Print all the data, keeping every line exactly as it is.

*** The data

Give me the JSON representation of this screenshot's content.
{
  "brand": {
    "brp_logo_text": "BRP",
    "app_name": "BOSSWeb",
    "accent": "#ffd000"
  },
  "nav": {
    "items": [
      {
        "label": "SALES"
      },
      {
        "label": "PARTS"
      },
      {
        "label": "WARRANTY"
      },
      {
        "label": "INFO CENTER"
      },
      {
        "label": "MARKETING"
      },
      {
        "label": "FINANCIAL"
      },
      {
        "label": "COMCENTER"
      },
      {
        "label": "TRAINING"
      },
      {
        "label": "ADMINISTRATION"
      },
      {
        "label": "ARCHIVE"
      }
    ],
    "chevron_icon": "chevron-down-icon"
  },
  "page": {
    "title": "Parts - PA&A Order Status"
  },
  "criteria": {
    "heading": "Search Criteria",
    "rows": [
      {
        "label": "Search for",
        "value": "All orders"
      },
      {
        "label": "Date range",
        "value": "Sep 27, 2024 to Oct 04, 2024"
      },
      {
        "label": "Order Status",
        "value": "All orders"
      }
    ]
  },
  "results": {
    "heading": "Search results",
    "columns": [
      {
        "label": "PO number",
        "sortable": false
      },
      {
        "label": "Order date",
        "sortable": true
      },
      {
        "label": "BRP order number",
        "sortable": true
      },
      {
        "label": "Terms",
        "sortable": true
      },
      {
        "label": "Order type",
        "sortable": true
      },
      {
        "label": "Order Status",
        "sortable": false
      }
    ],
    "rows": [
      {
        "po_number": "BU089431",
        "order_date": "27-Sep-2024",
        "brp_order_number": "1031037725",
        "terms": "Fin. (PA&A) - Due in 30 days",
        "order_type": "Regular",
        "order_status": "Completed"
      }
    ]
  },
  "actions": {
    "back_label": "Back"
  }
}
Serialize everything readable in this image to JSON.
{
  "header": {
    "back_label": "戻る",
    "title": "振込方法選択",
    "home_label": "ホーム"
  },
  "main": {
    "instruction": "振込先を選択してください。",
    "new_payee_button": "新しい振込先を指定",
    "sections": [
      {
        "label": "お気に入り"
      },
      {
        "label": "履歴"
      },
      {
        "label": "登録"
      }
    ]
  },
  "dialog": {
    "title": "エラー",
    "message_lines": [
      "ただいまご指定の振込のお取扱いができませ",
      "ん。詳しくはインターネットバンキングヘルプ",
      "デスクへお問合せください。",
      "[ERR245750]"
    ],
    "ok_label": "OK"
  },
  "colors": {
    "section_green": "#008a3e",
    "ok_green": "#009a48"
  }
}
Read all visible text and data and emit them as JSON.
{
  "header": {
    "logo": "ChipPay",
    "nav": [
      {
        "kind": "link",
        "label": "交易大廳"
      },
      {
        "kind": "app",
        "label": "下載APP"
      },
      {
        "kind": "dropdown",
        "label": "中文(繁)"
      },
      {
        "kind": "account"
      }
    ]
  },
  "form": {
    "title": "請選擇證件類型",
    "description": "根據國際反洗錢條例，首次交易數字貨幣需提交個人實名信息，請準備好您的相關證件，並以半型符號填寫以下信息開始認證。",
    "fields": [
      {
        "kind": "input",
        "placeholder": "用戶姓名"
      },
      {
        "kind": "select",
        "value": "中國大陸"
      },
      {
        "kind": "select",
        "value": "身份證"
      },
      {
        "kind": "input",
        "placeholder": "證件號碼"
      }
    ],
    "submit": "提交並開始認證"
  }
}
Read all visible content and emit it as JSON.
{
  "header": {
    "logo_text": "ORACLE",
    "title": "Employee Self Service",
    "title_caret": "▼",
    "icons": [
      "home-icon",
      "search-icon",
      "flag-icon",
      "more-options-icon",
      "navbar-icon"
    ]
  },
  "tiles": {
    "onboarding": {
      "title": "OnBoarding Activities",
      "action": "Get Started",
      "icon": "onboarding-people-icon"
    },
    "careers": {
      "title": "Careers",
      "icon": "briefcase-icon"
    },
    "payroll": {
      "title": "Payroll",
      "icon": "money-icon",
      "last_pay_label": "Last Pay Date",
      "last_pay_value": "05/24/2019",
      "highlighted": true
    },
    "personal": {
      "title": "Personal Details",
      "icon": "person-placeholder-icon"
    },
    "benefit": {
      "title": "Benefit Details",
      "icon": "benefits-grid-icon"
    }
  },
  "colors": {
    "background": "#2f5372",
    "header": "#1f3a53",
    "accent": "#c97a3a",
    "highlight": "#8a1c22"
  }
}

******

> _Exercise answer_:
Give me the JSON representation of this screenshot's content.
{
  "brand": {
    "brp_logo_text": "BRP",
    "app_name": "BOSSWeb",
    "accent": "#ffd000"
  },
  "nav": {
    "items": [
      {
        "label": "SALES"
      },
      {
        "label": "PARTS"
      },
      {
        "label": "WARRANTY"
      },
      {
        "label": "INFO CENTER"
      },
      {
        "label": "MARKETING"
      },
      {
        "label": "FINANCIAL"
      },
      {
        "label": "COMCENTER"
      },
      {
        "label": "TRAINING"
      },
      {
        "label": "ADMINISTRATION"
      },
      {
        "label": "ARCHIVE"
      }
    ],
    "chevron_icon": "chevron-down-icon"
  },
  "page": {
    "title": "Parts - PA&A Order Status"
  },
  "criteria": {
    "heading": "Search Criteria",
    "rows": [
      {
        "label": "Search for",
        "value": "All orders"
      },
      {
        "label": "Date range",
        "value": "Sep 27, 2024 to Oct 04, 2024"
      },
      {
        "label": "Order Status",
        "value": "All orders"
      }
    ]
  },
  "results": {
    "heading": "Search results",
    "columns": [
      {
        "label": "PO number",
        "sortable": false
      },
      {
        "label": "Order date",
        "sortable": true
      },
      {
        "label": "BRP order number",
        "sortable": true
      },
      {
        "label": "Terms",
        "sortable": true
      },
      {
        "label": "Order type",
        "sortable": true
      },
      {
        "label": "Order Status",
        "sortable": false
      }
    ],
    "rows": [
      {
        "po_number": "BU089431",
        "order_date": "27-Sep-2024",
        "brp_order_number": "1031037725",
        "terms": "Fin. (PA&A) - Due in 30 days",
        "order_type": "Regular",
        "order_status": "Completed"
      }
    ]
  },
  "actions": {
    "back_label": "Back"
  }
}
Serialize everything readable in this image to JSON.
{
  "header": {
    "back_label": "戻る",
    "title": "振込方法選択",
    "home_label": "ホーム"
  },
  "main": {
    "instruction": "振込先を選択してください。",
    "new_payee_button": "新しい振込先を指定",
    "sections": [
      {
        "label": "お気に入り"
      },
      {
        "label": "履歴"
      },
      {
        "label": "登録"
      }
    ]
  },
  "dialog": {
    "title": "エラー",
    "message_lines": [
      "ただいまご指定の振込のお取扱いができませ",
      "ん。詳しくはインターネットバンキングヘルプ",
      "デスクへお問合せください。",
      "[ERR245750]"
    ],
    "ok_label": "OK"
  },
  "colors": {
    "section_green": "#008a3e",
    "ok_green": "#009a48"
  }
}
Read all visible text and data and emit them as JSON.
{
  "header": {
    "logo": "ChipPay",
    "nav": [
      {
        "kind": "link",
        "label": "交易大廳"
      },
      {
        "kind": "app",
        "label": "下載APP"
      },
      {
        "kind": "dropdown",
        "label": "中文(繁)"
      },
      {
        "kind": "account"
      }
    ]
  },
  "form": {
    "title": "請選擇證件類型",
    "description": "根據國際反洗錢條例，首次交易數字貨幣需提交個人實名信息，請準備好您的相關證件，並以半型符號填寫以下信息開始認證。",
    "fields": [
      {
        "kind": "input",
        "placeholder": "用戶姓名"
      },
      {
        "kind": "select",
        "value": "中國大陸"
      },
      {
        "kind": "select",
        "value": "身份證"
      },
      {
        "kind": "input",
        "placeholder": "證件號碼"
      }
    ],
    "submit": "提交並開始認證"
  }
}
Read all visible content and emit it as JSON.
{
  "header": {
    "logo_text": "ORACLE",
    "title": "Employee Self Service",
    "title_caret": "▼",
    "icons": [
      "home-icon",
      "search-icon",
      "flag-icon",
      "more-options-icon",
      "navbar-icon"
    ]
  },
  "tiles": {
    "onboarding": {
      "title": "OnBoarding Activities",
      "action": "Get Started",
      "icon": "onboarding-people-icon"
    },
    "careers": {
      "title": "Careers",
      "icon": "briefcase-icon"
    },
    "payroll": {
      "title": "Payroll",
      "icon": "money-icon",
      "last_pay_label": "Last Pay Date",
      "last_pay_value": "05/24/2019",
      "highlighted": true
    },
    "personal": {
      "title": "Personal Details",
      "icon": "person-placeholder-icon"
    },
    "benefit": {
      "title": "Benefit Details",
      "icon": "benefits-grid-icon"
    }
  },
  "colors": {
    "background": "#2f5372",
    "header": "#1f3a53",
    "accent": "#c97a3a",
    "highlight": "#8a1c22"
  }
}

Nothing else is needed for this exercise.